How many of the lines below contain "color"? Answer with that number alone.

— start —

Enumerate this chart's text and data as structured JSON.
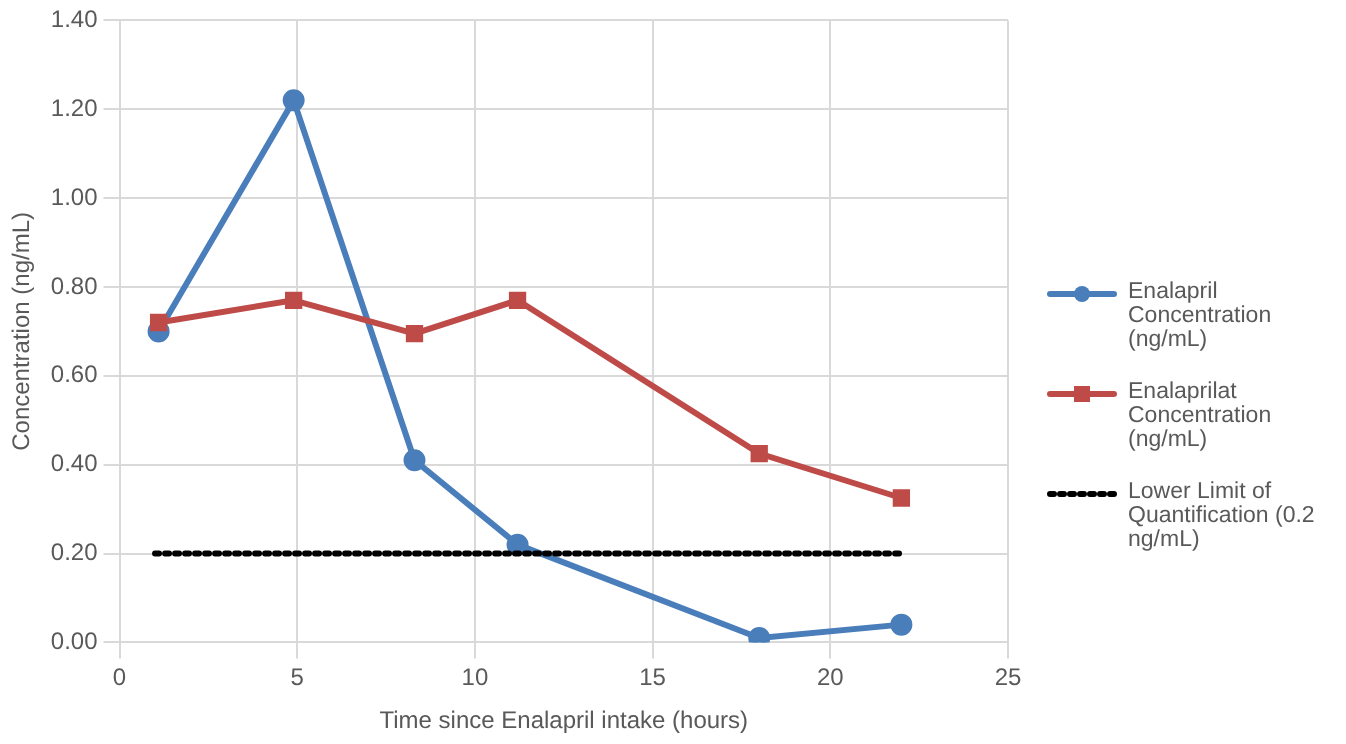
{
  "chart_data": {
    "type": "line",
    "xlabel": "Time since Enalapril intake (hours)",
    "ylabel": "Concentration (ng/mL)",
    "xlim": [
      0,
      25
    ],
    "xticks": [
      0,
      5,
      10,
      15,
      20,
      25
    ],
    "ylim": [
      0,
      1.4
    ],
    "yticks": [
      {
        "value": 0,
        "label": "0.00"
      },
      {
        "value": 0.2,
        "label": "0.20"
      },
      {
        "value": 0.4,
        "label": "0.40"
      },
      {
        "value": 0.6,
        "label": "0.60"
      },
      {
        "value": 0.8,
        "label": "0.80"
      },
      {
        "value": 1,
        "label": "1.00"
      },
      {
        "value": 1.2,
        "label": "1.20"
      },
      {
        "value": 1.4,
        "label": "1.40"
      }
    ],
    "grid": true,
    "legend": "right",
    "series": [
      {
        "name": "Enalapril Concentration (ng/mL)",
        "color": "#4a7ebb",
        "marker": "circle",
        "line_style": "solid",
        "x": [
          1.1,
          4.9,
          8.3,
          11.2,
          18,
          22
        ],
        "values": [
          0.7,
          1.22,
          0.41,
          0.22,
          0.01,
          0.04
        ]
      },
      {
        "name": "Enalaprilat Concentration (ng/mL)",
        "color": "#be4b48",
        "marker": "square",
        "line_style": "solid",
        "x": [
          1.1,
          4.9,
          8.3,
          11.2,
          18,
          22
        ],
        "values": [
          0.72,
          0.77,
          0.695,
          0.77,
          0.425,
          0.325
        ]
      },
      {
        "name": "Lower Limit of Quantification (0.2 ng/mL)",
        "color": "#000000",
        "marker": "none",
        "line_style": "dotted",
        "x": [
          1,
          22
        ],
        "values": [
          0.2,
          0.2
        ]
      }
    ]
  }
}
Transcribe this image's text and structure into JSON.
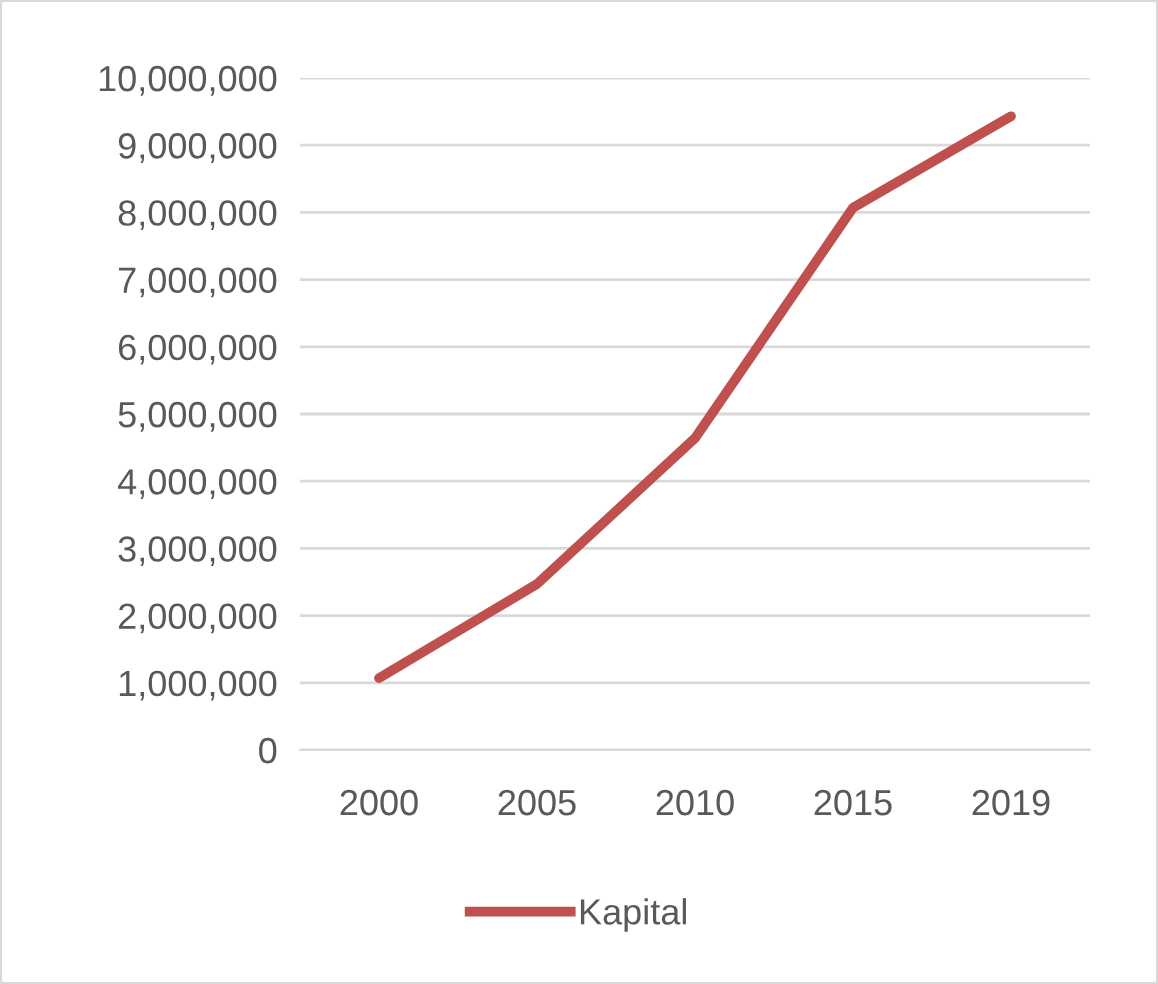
{
  "chart_data": {
    "type": "line",
    "categories": [
      "2000",
      "2005",
      "2010",
      "2015",
      "2019"
    ],
    "series": [
      {
        "name": "Kapital",
        "color": "#c0504d",
        "values": [
          1070000,
          2470000,
          4640000,
          8070000,
          9430000
        ]
      }
    ],
    "ylim": [
      0,
      10000000
    ],
    "yticks": [
      {
        "value": 0,
        "label": "0"
      },
      {
        "value": 1000000,
        "label": "1,000,000"
      },
      {
        "value": 2000000,
        "label": "2,000,000"
      },
      {
        "value": 3000000,
        "label": "3,000,000"
      },
      {
        "value": 4000000,
        "label": "4,000,000"
      },
      {
        "value": 5000000,
        "label": "5,000,000"
      },
      {
        "value": 6000000,
        "label": "6,000,000"
      },
      {
        "value": 7000000,
        "label": "7,000,000"
      },
      {
        "value": 8000000,
        "label": "8,000,000"
      },
      {
        "value": 9000000,
        "label": "9,000,000"
      },
      {
        "value": 10000000,
        "label": "10,000,000"
      }
    ],
    "grid": "y",
    "legend": "bottom",
    "marker": "none",
    "line_style": "solid"
  }
}
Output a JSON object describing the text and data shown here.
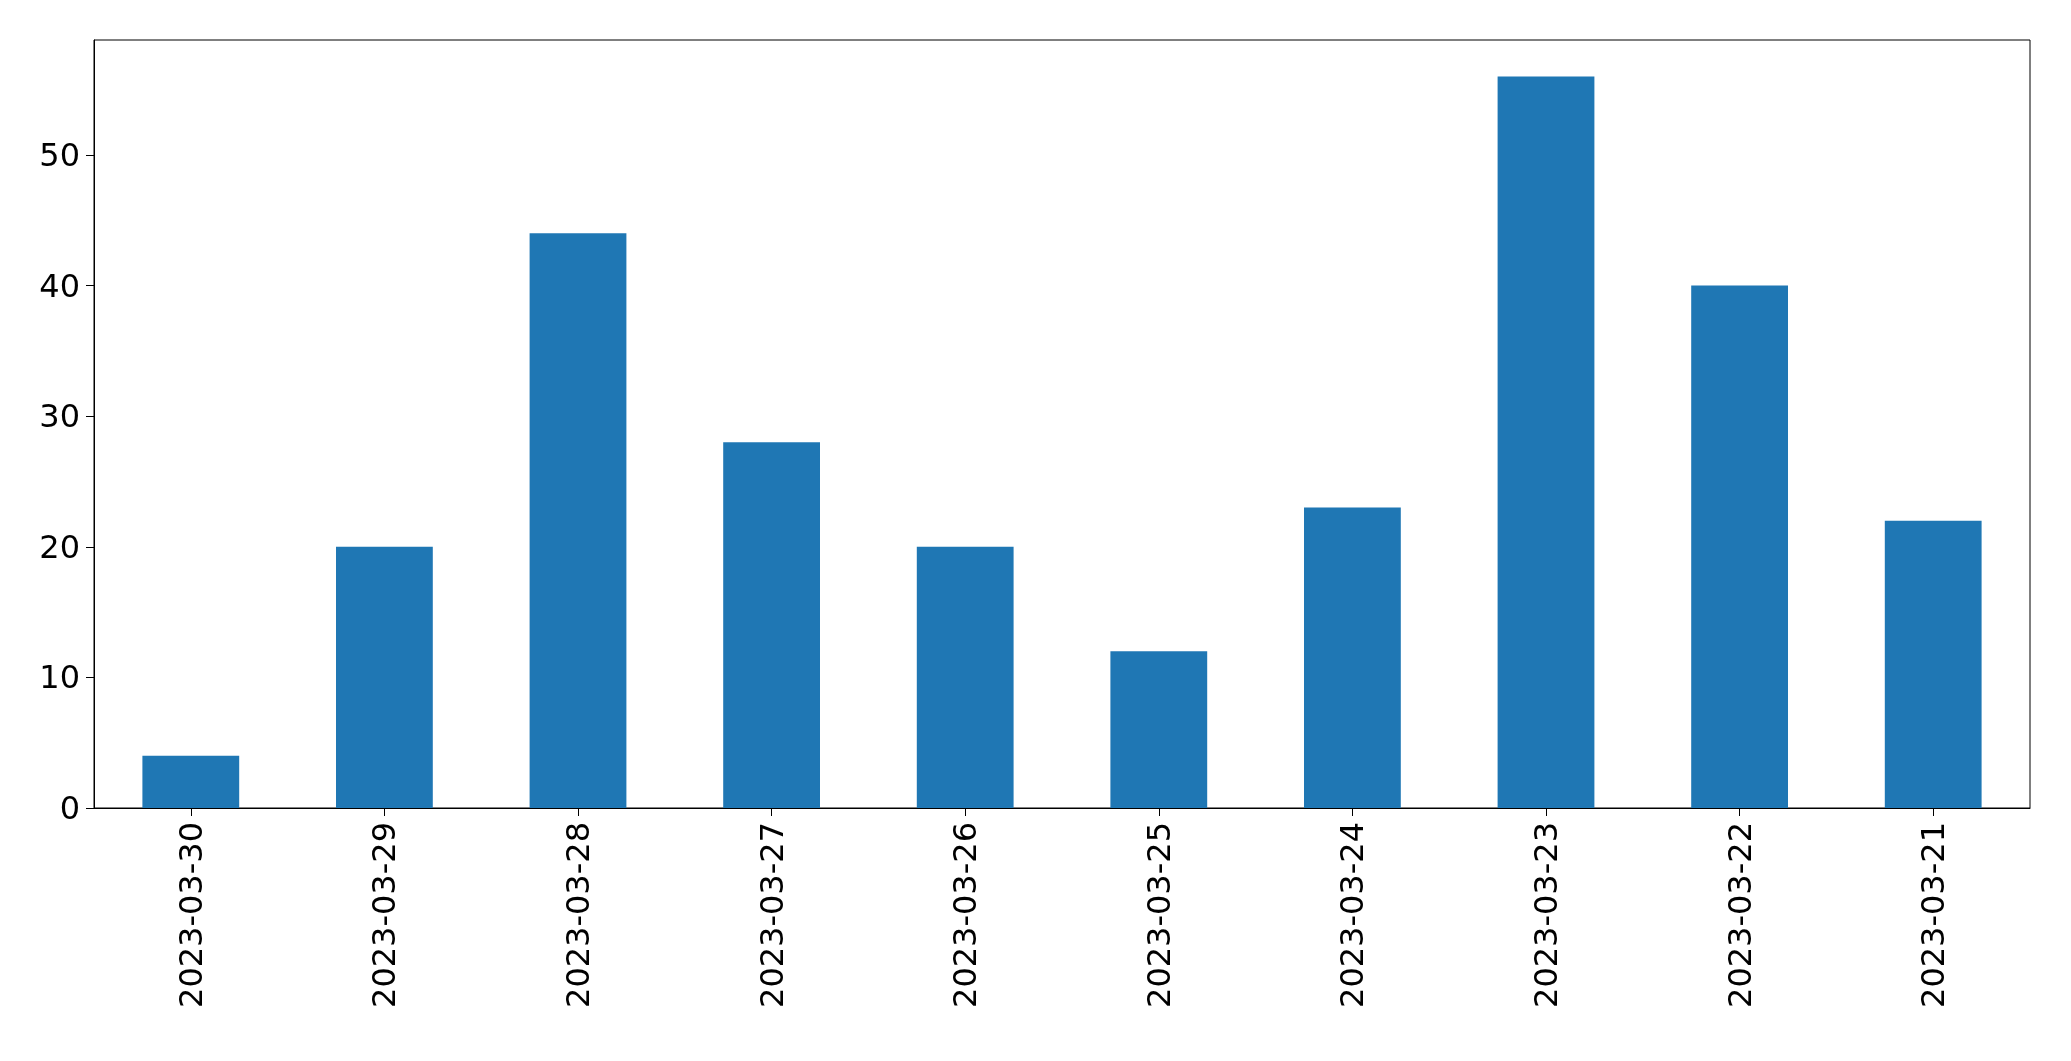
{
  "chart_data": {
    "type": "bar",
    "categories": [
      "2023-03-30",
      "2023-03-29",
      "2023-03-28",
      "2023-03-27",
      "2023-03-26",
      "2023-03-25",
      "2023-03-24",
      "2023-03-23",
      "2023-03-22",
      "2023-03-21"
    ],
    "values": [
      4,
      20,
      44,
      28,
      20,
      12,
      23,
      56,
      40,
      22
    ],
    "color": "#1f77b4",
    "ylim": [
      0,
      58.8
    ],
    "yticks": [
      0,
      10,
      20,
      30,
      40,
      50
    ]
  }
}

— end —

Response =
5